* _Exercise goal_:
Review the lines that follow and copy each one that contains the word "JSON".

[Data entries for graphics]
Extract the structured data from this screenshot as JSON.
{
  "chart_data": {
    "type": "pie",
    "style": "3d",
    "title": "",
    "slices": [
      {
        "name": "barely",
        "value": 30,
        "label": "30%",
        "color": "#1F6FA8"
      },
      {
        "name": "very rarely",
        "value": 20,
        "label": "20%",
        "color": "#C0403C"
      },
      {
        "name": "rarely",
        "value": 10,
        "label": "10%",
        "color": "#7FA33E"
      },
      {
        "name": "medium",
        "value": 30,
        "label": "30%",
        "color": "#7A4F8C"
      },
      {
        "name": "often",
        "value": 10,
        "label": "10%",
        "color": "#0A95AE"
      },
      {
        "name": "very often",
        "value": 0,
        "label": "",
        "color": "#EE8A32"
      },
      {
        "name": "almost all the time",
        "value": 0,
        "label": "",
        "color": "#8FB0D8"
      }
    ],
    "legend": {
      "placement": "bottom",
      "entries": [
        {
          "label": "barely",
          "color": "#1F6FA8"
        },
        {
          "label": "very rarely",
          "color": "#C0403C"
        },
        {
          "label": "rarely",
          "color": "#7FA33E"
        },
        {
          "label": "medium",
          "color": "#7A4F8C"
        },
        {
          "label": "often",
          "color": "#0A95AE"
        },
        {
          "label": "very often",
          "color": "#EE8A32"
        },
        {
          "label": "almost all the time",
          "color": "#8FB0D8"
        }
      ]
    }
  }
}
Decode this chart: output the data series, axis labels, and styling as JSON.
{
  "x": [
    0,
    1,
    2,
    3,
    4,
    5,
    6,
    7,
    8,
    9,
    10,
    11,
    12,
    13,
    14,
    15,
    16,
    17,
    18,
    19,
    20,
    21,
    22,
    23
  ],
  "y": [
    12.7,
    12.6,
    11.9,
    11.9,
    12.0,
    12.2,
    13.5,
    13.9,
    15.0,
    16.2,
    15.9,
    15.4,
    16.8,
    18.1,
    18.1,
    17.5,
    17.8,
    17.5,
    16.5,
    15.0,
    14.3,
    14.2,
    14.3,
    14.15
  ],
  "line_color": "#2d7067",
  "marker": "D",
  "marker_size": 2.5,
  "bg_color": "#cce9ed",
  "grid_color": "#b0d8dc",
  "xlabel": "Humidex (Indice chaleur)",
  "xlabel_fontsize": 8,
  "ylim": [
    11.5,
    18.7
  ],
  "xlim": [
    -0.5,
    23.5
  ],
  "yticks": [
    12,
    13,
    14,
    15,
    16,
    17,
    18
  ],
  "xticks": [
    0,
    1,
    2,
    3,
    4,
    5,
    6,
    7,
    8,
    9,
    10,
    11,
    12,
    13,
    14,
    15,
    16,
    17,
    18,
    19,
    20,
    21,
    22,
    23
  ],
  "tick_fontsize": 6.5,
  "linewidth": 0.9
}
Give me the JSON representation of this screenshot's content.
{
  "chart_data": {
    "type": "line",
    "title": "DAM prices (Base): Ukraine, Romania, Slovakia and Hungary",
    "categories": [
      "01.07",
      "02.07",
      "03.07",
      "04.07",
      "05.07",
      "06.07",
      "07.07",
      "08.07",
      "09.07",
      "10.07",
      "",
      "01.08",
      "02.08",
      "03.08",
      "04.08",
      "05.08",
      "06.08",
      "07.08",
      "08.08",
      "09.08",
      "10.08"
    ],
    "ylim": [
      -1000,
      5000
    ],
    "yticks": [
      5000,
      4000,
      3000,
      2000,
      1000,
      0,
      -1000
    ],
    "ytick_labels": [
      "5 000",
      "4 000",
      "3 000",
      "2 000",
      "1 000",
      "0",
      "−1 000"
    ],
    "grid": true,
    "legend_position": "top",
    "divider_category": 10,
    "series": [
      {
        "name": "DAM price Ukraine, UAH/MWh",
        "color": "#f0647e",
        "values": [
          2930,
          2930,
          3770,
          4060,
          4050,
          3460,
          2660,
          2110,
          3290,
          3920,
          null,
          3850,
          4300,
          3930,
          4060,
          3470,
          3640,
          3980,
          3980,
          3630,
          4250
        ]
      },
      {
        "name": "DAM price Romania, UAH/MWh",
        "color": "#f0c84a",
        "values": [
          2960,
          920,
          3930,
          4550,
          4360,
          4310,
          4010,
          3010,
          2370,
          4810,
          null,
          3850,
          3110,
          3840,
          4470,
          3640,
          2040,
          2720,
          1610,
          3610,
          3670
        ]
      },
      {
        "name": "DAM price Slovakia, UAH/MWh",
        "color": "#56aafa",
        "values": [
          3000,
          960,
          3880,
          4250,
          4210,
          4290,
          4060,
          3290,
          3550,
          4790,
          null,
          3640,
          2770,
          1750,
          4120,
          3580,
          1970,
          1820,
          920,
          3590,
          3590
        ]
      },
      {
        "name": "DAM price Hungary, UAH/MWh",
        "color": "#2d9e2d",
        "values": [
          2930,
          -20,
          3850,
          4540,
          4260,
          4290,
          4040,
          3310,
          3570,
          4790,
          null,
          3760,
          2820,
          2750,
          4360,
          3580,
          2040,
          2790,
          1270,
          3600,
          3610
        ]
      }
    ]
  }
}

* _Response below_:
Extract the structured data from this screenshot as JSON.
Decode this chart: output the data series, axis labels, and styling as JSON.
Give me the JSON representation of this screenshot's content.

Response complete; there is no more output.